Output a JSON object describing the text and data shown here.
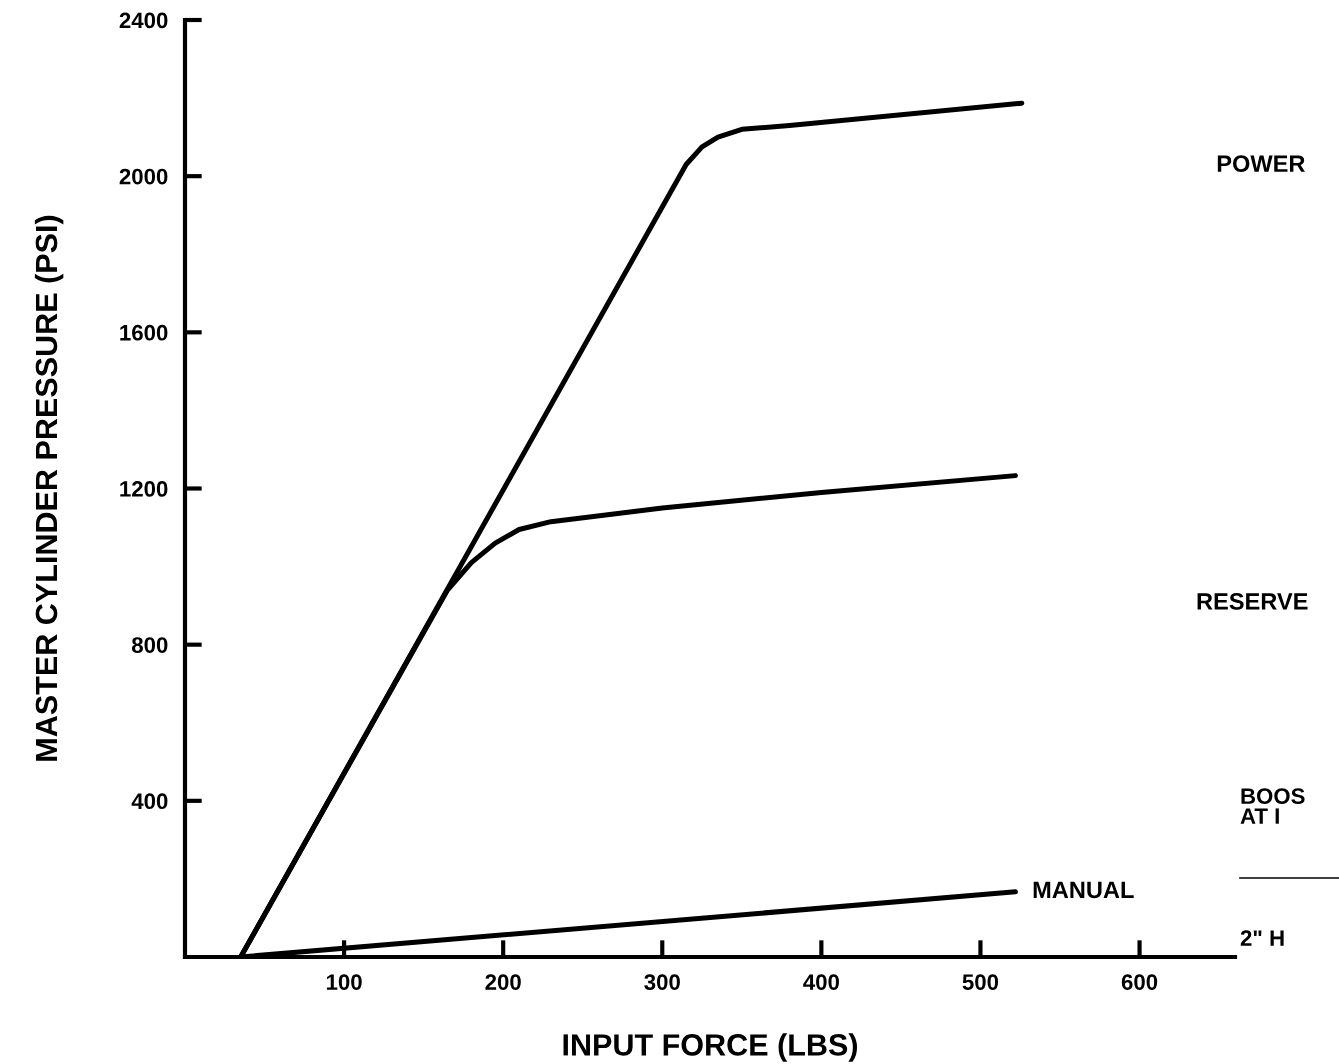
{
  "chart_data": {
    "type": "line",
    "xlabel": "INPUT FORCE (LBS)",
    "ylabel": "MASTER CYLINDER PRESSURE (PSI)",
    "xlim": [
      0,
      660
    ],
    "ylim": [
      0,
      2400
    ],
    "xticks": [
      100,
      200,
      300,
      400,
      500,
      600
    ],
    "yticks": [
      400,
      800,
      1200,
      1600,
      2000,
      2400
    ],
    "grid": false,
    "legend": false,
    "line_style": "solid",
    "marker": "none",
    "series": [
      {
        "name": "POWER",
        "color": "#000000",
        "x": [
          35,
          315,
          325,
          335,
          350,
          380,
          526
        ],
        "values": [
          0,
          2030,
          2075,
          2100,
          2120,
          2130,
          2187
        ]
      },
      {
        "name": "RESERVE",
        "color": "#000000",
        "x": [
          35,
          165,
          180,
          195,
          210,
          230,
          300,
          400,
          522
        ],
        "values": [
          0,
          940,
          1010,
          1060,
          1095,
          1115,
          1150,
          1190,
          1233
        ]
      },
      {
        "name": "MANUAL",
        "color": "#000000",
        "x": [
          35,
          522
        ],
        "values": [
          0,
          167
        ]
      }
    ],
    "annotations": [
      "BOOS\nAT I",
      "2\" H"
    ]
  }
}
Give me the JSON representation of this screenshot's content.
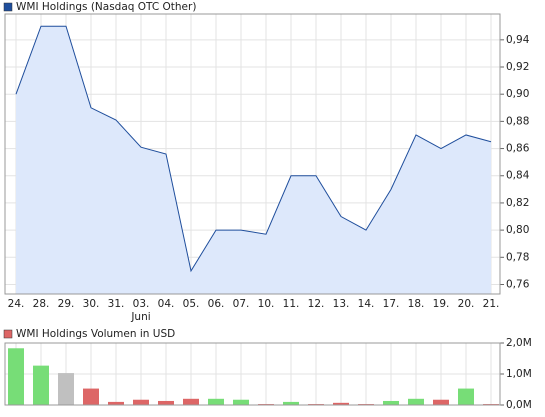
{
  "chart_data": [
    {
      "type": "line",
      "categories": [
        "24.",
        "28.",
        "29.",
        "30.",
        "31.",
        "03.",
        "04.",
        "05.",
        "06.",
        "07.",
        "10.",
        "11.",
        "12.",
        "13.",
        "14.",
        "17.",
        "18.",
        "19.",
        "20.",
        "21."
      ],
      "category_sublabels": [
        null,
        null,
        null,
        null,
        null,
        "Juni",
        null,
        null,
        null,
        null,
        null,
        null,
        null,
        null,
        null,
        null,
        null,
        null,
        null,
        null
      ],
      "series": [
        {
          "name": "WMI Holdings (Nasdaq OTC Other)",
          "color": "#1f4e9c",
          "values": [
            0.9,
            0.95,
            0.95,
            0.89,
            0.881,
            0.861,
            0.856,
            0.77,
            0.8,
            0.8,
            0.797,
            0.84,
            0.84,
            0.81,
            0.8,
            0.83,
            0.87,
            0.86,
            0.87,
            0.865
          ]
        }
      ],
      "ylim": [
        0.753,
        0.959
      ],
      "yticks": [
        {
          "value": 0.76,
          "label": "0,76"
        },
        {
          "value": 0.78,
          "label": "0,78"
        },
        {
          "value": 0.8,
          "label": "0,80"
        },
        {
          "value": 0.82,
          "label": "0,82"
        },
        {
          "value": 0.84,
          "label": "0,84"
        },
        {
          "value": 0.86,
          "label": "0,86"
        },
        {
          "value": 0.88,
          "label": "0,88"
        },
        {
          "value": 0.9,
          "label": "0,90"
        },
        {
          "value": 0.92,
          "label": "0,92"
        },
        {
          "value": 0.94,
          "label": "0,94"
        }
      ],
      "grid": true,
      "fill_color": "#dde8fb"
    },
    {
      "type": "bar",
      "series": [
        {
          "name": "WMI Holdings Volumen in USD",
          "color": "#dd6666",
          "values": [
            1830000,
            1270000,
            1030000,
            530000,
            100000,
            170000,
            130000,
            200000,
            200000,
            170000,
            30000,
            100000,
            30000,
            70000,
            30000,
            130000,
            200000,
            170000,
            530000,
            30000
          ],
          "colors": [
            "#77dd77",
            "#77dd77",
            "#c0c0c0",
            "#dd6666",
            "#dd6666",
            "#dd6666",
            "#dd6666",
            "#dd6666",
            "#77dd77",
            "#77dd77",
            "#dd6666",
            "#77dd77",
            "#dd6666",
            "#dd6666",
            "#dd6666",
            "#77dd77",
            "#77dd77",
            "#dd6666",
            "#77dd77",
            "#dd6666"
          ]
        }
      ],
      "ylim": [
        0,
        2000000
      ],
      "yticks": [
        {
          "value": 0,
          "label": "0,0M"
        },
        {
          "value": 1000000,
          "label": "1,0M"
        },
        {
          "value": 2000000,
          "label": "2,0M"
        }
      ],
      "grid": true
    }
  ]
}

Exercise requirements –
Return nothing except the number of lines that include the string "Holdings".

Solution for this problem –
2